*** ENTRIES PROVIDED

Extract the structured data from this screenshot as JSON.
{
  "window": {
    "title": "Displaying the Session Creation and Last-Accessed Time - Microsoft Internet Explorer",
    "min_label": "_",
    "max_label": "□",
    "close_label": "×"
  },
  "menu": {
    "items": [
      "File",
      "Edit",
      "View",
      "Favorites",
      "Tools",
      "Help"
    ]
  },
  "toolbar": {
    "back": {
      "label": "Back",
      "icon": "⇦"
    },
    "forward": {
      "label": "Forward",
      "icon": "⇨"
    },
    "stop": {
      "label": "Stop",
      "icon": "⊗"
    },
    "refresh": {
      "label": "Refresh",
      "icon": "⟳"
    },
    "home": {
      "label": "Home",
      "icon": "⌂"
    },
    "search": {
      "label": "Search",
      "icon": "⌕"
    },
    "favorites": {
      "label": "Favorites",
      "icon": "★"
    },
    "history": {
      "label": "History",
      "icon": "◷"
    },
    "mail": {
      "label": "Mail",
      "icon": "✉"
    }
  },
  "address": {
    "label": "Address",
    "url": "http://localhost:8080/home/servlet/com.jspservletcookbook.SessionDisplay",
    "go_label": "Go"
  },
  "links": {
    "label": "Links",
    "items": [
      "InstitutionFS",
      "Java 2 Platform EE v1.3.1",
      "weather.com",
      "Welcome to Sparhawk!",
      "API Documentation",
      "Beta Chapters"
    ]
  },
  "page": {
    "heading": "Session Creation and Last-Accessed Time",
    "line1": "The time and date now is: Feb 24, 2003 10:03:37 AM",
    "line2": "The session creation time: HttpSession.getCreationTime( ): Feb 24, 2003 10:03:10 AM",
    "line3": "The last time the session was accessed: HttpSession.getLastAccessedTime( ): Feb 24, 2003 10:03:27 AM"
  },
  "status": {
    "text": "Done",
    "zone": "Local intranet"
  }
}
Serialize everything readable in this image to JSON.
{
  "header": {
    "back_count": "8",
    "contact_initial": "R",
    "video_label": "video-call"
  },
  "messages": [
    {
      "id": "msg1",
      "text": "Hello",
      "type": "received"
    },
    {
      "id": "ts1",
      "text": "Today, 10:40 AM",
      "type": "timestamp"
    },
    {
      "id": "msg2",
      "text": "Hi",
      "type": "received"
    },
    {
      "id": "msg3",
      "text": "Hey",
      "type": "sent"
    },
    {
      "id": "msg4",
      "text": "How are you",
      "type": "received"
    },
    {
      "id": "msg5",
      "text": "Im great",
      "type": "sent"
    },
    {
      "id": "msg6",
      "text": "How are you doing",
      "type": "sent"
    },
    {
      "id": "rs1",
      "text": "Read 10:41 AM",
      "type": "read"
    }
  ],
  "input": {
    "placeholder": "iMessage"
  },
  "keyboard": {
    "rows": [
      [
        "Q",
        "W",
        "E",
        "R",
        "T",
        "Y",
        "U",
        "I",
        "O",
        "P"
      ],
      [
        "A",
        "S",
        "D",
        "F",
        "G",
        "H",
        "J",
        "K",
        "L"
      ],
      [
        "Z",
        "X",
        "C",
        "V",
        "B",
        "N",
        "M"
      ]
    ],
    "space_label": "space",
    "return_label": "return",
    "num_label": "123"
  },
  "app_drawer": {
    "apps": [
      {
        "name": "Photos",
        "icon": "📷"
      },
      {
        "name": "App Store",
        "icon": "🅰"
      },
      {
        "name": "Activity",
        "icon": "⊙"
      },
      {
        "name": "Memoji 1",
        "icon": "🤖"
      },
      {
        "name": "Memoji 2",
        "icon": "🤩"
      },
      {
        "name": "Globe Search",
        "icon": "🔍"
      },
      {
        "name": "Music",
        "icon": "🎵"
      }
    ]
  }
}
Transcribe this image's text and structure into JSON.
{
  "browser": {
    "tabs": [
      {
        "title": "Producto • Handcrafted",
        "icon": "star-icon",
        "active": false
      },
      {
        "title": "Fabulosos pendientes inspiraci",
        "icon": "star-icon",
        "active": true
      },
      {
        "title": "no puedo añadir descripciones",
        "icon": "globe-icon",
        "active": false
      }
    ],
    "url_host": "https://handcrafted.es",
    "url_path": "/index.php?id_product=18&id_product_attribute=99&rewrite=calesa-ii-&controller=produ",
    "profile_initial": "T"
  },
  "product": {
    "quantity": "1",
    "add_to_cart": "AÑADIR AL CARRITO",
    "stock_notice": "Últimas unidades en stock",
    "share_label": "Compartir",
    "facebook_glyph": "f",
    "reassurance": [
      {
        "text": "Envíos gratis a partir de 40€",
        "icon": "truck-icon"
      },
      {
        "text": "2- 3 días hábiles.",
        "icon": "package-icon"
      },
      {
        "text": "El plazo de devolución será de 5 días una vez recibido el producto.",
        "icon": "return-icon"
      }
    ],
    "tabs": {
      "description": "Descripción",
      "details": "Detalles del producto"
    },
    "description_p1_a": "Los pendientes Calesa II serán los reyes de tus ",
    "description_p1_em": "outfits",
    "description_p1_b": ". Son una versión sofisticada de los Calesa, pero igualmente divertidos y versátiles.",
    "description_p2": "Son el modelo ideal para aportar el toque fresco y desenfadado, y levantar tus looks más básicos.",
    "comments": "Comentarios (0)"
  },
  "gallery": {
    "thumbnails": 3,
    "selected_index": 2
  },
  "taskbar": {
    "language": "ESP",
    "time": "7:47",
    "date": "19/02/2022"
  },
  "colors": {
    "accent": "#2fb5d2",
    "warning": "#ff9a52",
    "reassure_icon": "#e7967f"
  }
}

******

» GOAL
Go through the listing and copy all of it exactly.

» EXERCISE ANSWER
Extract the structured data from this screenshot as JSON.
{
  "window": {
    "title": "Displaying the Session Creation and Last-Accessed Time - Microsoft Internet Explorer",
    "min_label": "_",
    "max_label": "□",
    "close_label": "×"
  },
  "menu": {
    "items": [
      "File",
      "Edit",
      "View",
      "Favorites",
      "Tools",
      "Help"
    ]
  },
  "toolbar": {
    "back": {
      "label": "Back",
      "icon": "⇦"
    },
    "forward": {
      "label": "Forward",
      "icon": "⇨"
    },
    "stop": {
      "label": "Stop",
      "icon": "⊗"
    },
    "refresh": {
      "label": "Refresh",
      "icon": "⟳"
    },
    "home": {
      "label": "Home",
      "icon": "⌂"
    },
    "search": {
      "label": "Search",
      "icon": "⌕"
    },
    "favorites": {
      "label": "Favorites",
      "icon": "★"
    },
    "history": {
      "label": "History",
      "icon": "◷"
    },
    "mail": {
      "label": "Mail",
      "icon": "✉"
    }
  },
  "address": {
    "label": "Address",
    "url": "http://localhost:8080/home/servlet/com.jspservletcookbook.SessionDisplay",
    "go_label": "Go"
  },
  "links": {
    "label": "Links",
    "items": [
      "InstitutionFS",
      "Java 2 Platform EE v1.3.1",
      "weather.com",
      "Welcome to Sparhawk!",
      "API Documentation",
      "Beta Chapters"
    ]
  },
  "page": {
    "heading": "Session Creation and Last-Accessed Time",
    "line1": "The time and date now is: Feb 24, 2003 10:03:37 AM",
    "line2": "The session creation time: HttpSession.getCreationTime( ): Feb 24, 2003 10:03:10 AM",
    "line3": "The last time the session was accessed: HttpSession.getLastAccessedTime( ): Feb 24, 2003 10:03:27 AM"
  },
  "status": {
    "text": "Done",
    "zone": "Local intranet"
  }
}
Serialize everything readable in this image to JSON.
{
  "header": {
    "back_count": "8",
    "contact_initial": "R",
    "video_label": "video-call"
  },
  "messages": [
    {
      "id": "msg1",
      "text": "Hello",
      "type": "received"
    },
    {
      "id": "ts1",
      "text": "Today, 10:40 AM",
      "type": "timestamp"
    },
    {
      "id": "msg2",
      "text": "Hi",
      "type": "received"
    },
    {
      "id": "msg3",
      "text": "Hey",
      "type": "sent"
    },
    {
      "id": "msg4",
      "text": "How are you",
      "type": "received"
    },
    {
      "id": "msg5",
      "text": "Im great",
      "type": "sent"
    },
    {
      "id": "msg6",
      "text": "How are you doing",
      "type": "sent"
    },
    {
      "id": "rs1",
      "text": "Read 10:41 AM",
      "type": "read"
    }
  ],
  "input": {
    "placeholder": "iMessage"
  },
  "keyboard": {
    "rows": [
      [
        "Q",
        "W",
        "E",
        "R",
        "T",
        "Y",
        "U",
        "I",
        "O",
        "P"
      ],
      [
        "A",
        "S",
        "D",
        "F",
        "G",
        "H",
        "J",
        "K",
        "L"
      ],
      [
        "Z",
        "X",
        "C",
        "V",
        "B",
        "N",
        "M"
      ]
    ],
    "space_label": "space",
    "return_label": "return",
    "num_label": "123"
  },
  "app_drawer": {
    "apps": [
      {
        "name": "Photos",
        "icon": "📷"
      },
      {
        "name": "App Store",
        "icon": "🅰"
      },
      {
        "name": "Activity",
        "icon": "⊙"
      },
      {
        "name": "Memoji 1",
        "icon": "🤖"
      },
      {
        "name": "Memoji 2",
        "icon": "🤩"
      },
      {
        "name": "Globe Search",
        "icon": "🔍"
      },
      {
        "name": "Music",
        "icon": "🎵"
      }
    ]
  }
}
Transcribe this image's text and structure into JSON.
{
  "browser": {
    "tabs": [
      {
        "title": "Producto • Handcrafted",
        "icon": "star-icon",
        "active": false
      },
      {
        "title": "Fabulosos pendientes inspiraci",
        "icon": "star-icon",
        "active": true
      },
      {
        "title": "no puedo añadir descripciones",
        "icon": "globe-icon",
        "active": false
      }
    ],
    "url_host": "https://handcrafted.es",
    "url_path": "/index.php?id_product=18&id_product_attribute=99&rewrite=calesa-ii-&controller=produ",
    "profile_initial": "T"
  },
  "product": {
    "quantity": "1",
    "add_to_cart": "AÑADIR AL CARRITO",
    "stock_notice": "Últimas unidades en stock",
    "share_label": "Compartir",
    "facebook_glyph": "f",
    "reassurance": [
      {
        "text": "Envíos gratis a partir de 40€",
        "icon": "truck-icon"
      },
      {
        "text": "2- 3 días hábiles.",
        "icon": "package-icon"
      },
      {
        "text": "El plazo de devolución será de 5 días una vez recibido el producto.",
        "icon": "return-icon"
      }
    ],
    "tabs": {
      "description": "Descripción",
      "details": "Detalles del producto"
    },
    "description_p1_a": "Los pendientes Calesa II serán los reyes de tus ",
    "description_p1_em": "outfits",
    "description_p1_b": ". Son una versión sofisticada de los Calesa, pero igualmente divertidos y versátiles.",
    "description_p2": "Son el modelo ideal para aportar el toque fresco y desenfadado, y levantar tus looks más básicos.",
    "comments": "Comentarios (0)"
  },
  "gallery": {
    "thumbnails": 3,
    "selected_index": 2
  },
  "taskbar": {
    "language": "ESP",
    "time": "7:47",
    "date": "19/02/2022"
  },
  "colors": {
    "accent": "#2fb5d2",
    "warning": "#ff9a52",
    "reassure_icon": "#e7967f"
  }
}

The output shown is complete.